(Rows from a dataset)
• • • • •

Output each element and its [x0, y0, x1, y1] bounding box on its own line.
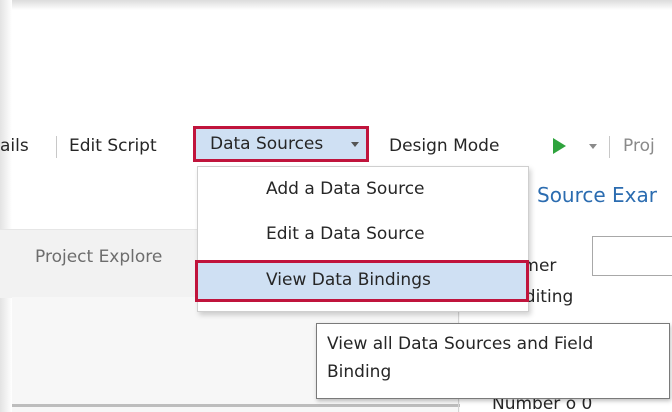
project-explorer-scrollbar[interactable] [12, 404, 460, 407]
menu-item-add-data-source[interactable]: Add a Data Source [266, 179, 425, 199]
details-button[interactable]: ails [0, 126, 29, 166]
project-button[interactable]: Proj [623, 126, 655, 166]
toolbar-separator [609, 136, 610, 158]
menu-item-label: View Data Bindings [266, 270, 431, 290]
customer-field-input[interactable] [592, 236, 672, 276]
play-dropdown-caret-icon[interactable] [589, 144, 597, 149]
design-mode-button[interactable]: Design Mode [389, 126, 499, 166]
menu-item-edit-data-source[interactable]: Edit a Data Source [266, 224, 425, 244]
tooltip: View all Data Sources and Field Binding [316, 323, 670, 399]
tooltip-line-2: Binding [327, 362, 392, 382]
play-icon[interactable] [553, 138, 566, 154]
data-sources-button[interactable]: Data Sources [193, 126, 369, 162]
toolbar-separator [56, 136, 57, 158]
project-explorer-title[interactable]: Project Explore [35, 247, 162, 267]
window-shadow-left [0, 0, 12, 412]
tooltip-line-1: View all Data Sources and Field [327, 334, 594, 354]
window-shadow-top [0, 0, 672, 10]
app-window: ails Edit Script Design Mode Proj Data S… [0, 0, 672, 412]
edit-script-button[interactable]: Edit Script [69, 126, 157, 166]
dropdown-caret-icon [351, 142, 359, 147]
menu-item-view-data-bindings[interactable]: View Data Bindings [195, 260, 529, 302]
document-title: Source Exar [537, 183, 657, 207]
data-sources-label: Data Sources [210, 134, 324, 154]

• • • • •

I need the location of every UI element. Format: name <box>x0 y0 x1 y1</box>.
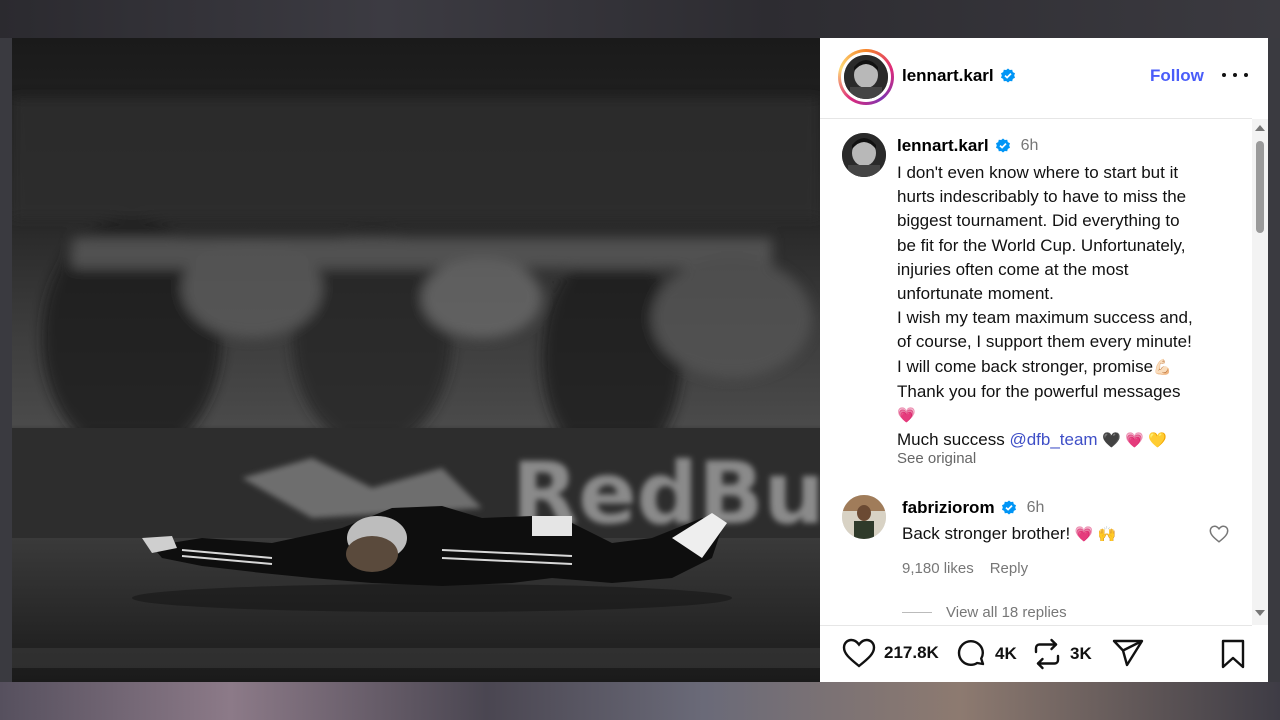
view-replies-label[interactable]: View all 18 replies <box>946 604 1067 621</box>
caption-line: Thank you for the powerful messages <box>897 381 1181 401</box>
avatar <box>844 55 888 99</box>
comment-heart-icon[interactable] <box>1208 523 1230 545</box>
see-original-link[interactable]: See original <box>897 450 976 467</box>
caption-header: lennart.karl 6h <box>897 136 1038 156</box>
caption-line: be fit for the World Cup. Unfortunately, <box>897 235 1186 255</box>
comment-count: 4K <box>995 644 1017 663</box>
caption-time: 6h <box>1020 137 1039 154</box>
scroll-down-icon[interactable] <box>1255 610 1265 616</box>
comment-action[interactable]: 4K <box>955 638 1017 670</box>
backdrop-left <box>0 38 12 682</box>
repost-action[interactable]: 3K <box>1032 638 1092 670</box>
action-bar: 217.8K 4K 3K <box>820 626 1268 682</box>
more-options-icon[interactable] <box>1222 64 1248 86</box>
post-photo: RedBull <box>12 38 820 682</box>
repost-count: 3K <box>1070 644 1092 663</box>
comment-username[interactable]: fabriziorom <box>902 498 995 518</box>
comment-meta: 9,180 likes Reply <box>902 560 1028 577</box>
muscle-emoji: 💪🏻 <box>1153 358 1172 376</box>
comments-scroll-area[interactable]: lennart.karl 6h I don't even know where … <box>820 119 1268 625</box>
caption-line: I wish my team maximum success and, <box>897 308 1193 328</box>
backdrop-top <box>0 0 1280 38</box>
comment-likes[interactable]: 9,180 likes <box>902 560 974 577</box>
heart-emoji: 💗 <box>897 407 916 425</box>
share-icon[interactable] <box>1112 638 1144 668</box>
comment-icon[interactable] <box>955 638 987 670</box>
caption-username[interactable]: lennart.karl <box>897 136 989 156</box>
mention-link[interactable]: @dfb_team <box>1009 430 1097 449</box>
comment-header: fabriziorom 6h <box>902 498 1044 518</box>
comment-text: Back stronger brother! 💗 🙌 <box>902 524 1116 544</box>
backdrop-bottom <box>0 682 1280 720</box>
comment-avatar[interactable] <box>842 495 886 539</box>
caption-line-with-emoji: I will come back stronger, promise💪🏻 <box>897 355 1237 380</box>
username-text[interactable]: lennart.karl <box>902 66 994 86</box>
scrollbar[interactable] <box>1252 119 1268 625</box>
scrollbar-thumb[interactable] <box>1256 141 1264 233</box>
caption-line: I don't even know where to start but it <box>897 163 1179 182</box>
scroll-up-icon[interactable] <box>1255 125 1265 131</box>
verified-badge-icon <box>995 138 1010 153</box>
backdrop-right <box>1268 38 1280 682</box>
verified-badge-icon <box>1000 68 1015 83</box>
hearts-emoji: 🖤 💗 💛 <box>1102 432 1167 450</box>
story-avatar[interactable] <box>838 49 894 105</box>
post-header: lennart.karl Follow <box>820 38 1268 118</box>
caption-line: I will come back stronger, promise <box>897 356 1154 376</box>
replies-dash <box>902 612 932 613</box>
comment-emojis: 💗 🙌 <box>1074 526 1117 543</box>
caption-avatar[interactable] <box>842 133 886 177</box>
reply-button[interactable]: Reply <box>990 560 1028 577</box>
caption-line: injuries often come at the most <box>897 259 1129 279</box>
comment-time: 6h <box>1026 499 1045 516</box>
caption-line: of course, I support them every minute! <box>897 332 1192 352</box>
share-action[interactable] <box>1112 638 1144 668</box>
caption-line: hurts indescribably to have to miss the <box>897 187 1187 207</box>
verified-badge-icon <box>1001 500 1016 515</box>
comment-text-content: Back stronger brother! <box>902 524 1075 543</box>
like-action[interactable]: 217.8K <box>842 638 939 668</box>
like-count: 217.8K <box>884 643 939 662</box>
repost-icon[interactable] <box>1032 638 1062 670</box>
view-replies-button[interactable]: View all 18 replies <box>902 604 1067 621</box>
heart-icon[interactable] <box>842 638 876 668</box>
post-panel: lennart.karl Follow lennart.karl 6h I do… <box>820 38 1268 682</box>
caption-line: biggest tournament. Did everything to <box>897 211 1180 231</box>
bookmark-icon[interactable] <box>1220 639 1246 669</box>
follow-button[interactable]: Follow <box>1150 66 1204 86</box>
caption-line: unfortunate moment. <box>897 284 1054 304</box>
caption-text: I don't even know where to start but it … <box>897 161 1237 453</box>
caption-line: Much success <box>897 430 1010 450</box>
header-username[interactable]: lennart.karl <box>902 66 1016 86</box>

• • • • •

Problem:
Lay out the lines of the material above as a JSON list of strings, one string per line, from the line that contains "view-replies-label[interactable]: View all" to the line that contains "scroll-down-icon[interactable] <box>1255 610", with both of those lines included. Leave out any blank lines.

Task answer:
[
  "view-replies-label[interactable]: View all 18 replies <box>946 604 1067 621</box>",
  "caption-line: Thank you for the powerful messages <box>897 381 1181 401</box>",
  "avatar <box>844 55 888 99</box>",
  "comment-heart-icon[interactable] <box>1208 523 1230 545</box>",
  "see-original-link[interactable]: See original <box>897 450 976 467</box>",
  "caption-header: lennart.karl 6h <box>897 136 1038 156</box>",
  "caption-line: be fit for the World Cup. Unfortunately, <box>897 235 1186 255</box>",
  "comment-count: 4K <box>995 644 1017 663</box>",
  "caption-time: 6h <box>1020 137 1039 154</box>",
  "scroll-down-icon[interactable] <box>1255 610 1265 616</box>"
]